• **Stated task**
Can you rewrite the listing from the line containing "Patent image size: (1006, 918)." through the end of the listing, replacing "network diagram" with "block diagram" and keeping everything else unchanged? Leave the pictures out of your answer.

• **Extracted entries**
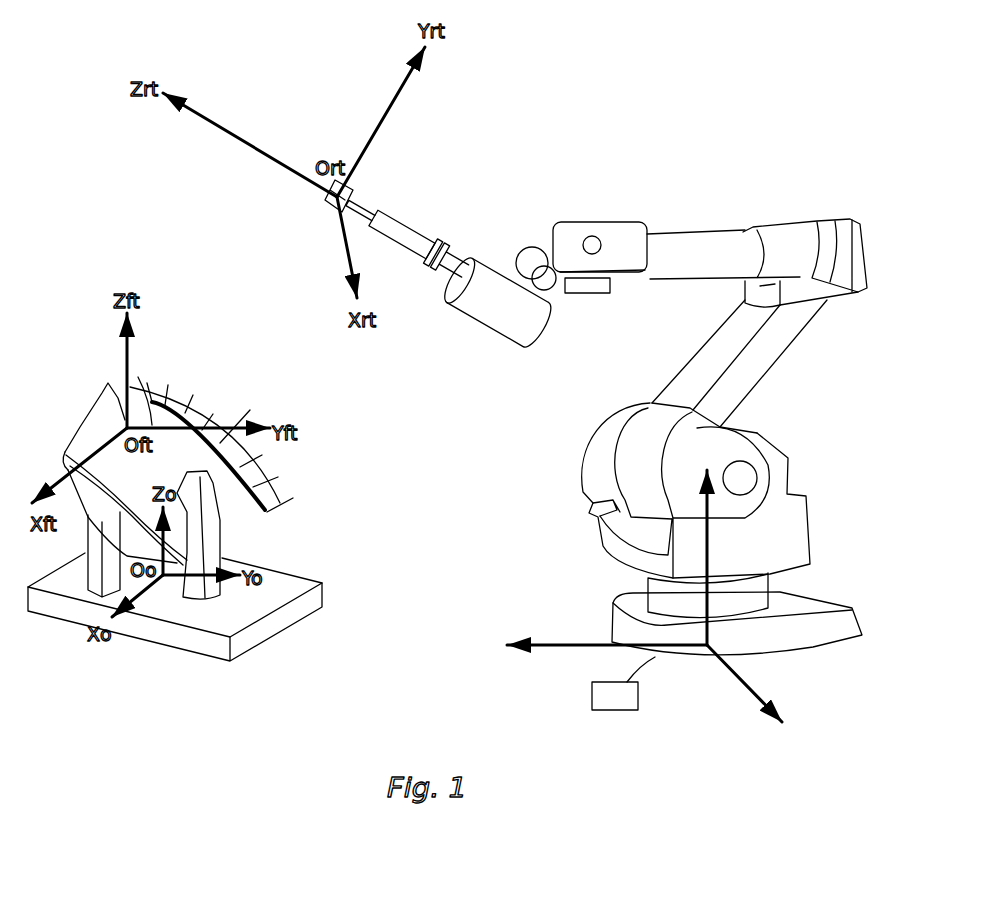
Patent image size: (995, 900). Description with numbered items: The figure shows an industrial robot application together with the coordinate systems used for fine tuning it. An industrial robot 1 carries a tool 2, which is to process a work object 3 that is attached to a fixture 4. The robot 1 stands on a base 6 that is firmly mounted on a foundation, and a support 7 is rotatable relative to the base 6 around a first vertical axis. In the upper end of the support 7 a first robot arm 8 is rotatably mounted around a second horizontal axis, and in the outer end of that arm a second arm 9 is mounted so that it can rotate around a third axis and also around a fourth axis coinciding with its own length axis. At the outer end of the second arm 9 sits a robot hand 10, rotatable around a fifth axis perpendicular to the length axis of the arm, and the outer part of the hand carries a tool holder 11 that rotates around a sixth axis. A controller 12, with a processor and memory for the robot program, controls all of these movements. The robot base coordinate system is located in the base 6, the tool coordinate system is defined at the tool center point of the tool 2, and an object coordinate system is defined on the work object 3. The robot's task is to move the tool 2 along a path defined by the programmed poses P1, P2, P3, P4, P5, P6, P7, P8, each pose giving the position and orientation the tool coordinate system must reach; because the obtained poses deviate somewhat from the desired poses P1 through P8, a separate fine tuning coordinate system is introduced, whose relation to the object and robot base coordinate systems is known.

The industrial robot 1 is at (835, 392).
The tool 2 is at (350, 192).
The work object 3 is at (238, 517).
The fixture 4 is at (290, 587).
The base 6 is at (815, 633).
The support 7 is at (785, 528).
The first robot arm 8 is at (778, 345).
The second arm 9 is at (693, 236).
The robot hand 10 is at (578, 227).
The tool holder 11 is at (527, 280).
The controller 12 is at (592, 690).
The pose P1 is at (144, 381).
The pose P2 is at (171, 386).
The pose P3 is at (197, 396).
The pose P4 is at (216, 414).
The pose P5 is at (245, 418).
The pose P6 is at (261, 455).
The pose P7 is at (275, 478).
The pose P8 is at (290, 500).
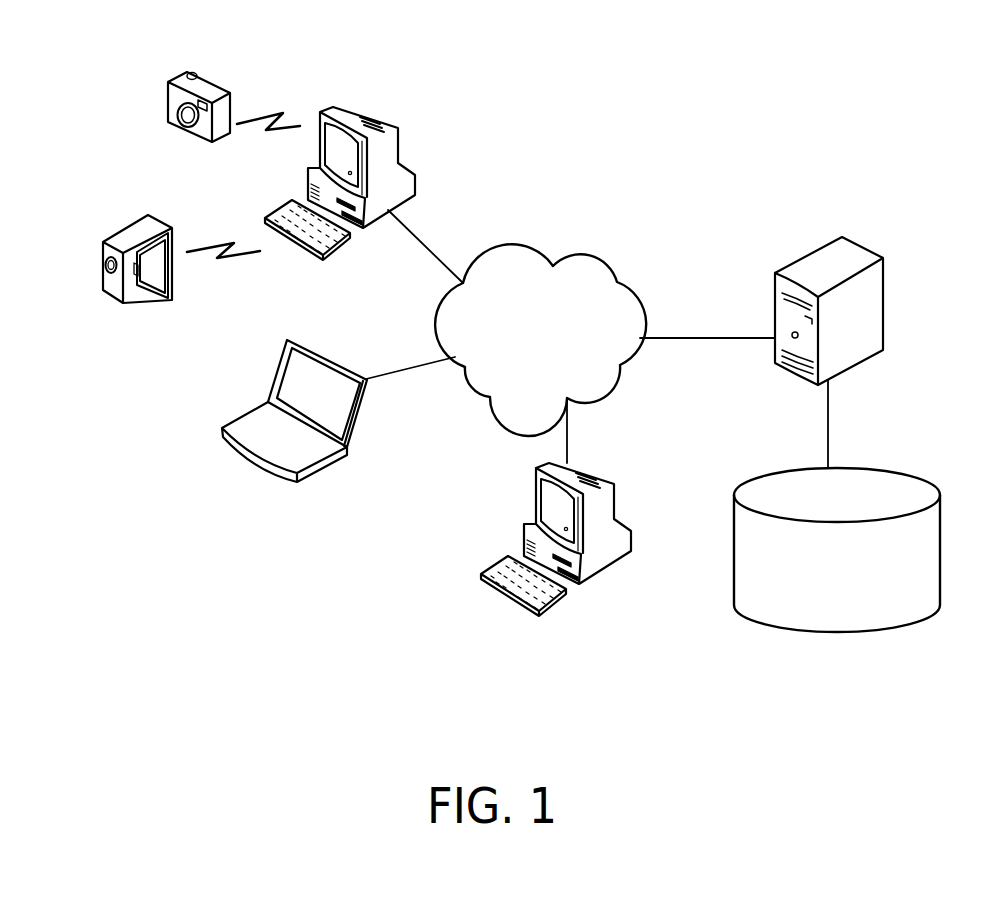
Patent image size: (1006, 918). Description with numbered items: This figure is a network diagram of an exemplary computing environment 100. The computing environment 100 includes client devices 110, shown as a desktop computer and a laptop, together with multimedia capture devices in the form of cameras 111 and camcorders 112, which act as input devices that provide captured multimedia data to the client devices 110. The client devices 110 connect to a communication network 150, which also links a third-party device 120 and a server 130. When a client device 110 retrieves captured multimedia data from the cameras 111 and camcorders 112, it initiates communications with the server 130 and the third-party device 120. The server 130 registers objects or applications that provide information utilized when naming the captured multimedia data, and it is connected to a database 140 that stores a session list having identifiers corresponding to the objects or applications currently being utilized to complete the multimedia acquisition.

The computing environment 100 is at (772, 98).
The client devices 110 is at (403, 163).
The cameras 111 is at (168, 108).
The camcorders 112 is at (102, 278).
The third-party device 120 is at (522, 538).
The server 130 is at (883, 312).
The database 140 is at (940, 548).
The communication network 150 is at (637, 297).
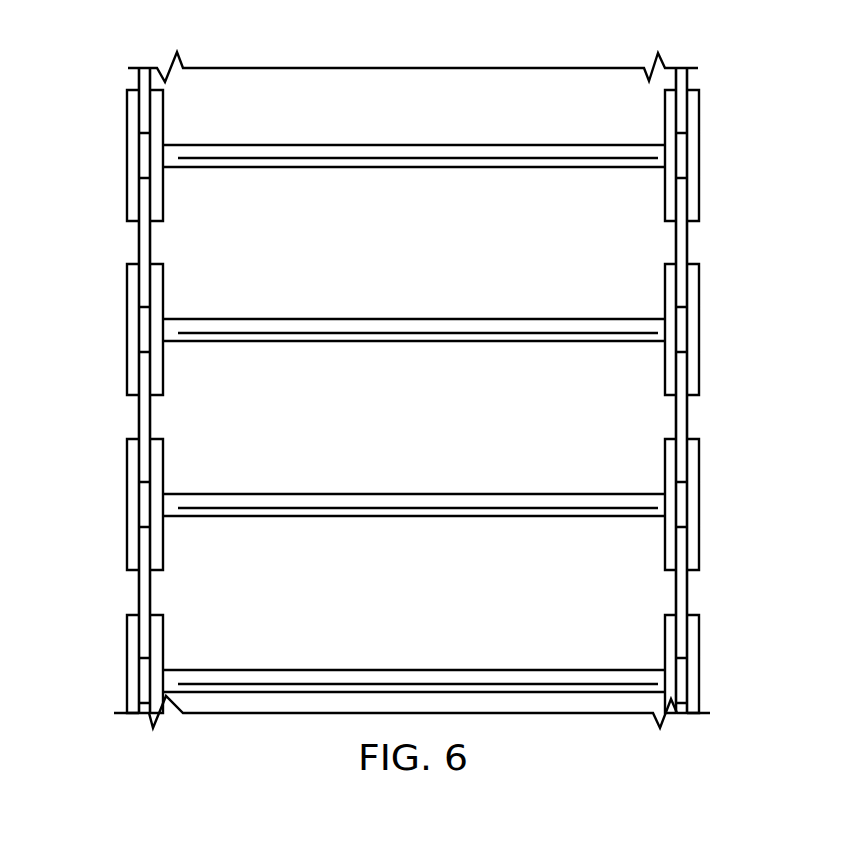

• **Output of the task**
Patent image size: (1006, 918). Description with numbered items: This figure is a block diagram of an exemplary computing environment 100. The computing environment 100 includes client devices 110, shown as a desktop computer and a laptop, together with multimedia capture devices in the form of cameras 111 and camcorders 112, which act as input devices that provide captured multimedia data to the client devices 110. The client devices 110 connect to a communication network 150, which also links a third-party device 120 and a server 130. When a client device 110 retrieves captured multimedia data from the cameras 111 and camcorders 112, it initiates communications with the server 130 and the third-party device 120. The server 130 registers objects or applications that provide information utilized when naming the captured multimedia data, and it is connected to a database 140 that stores a session list having identifiers corresponding to the objects or applications currently being utilized to complete the multimedia acquisition.

The computing environment 100 is at (772, 98).
The client devices 110 is at (403, 163).
The cameras 111 is at (168, 108).
The camcorders 112 is at (102, 278).
The third-party device 120 is at (522, 538).
The server 130 is at (883, 312).
The database 140 is at (940, 548).
The communication network 150 is at (637, 297).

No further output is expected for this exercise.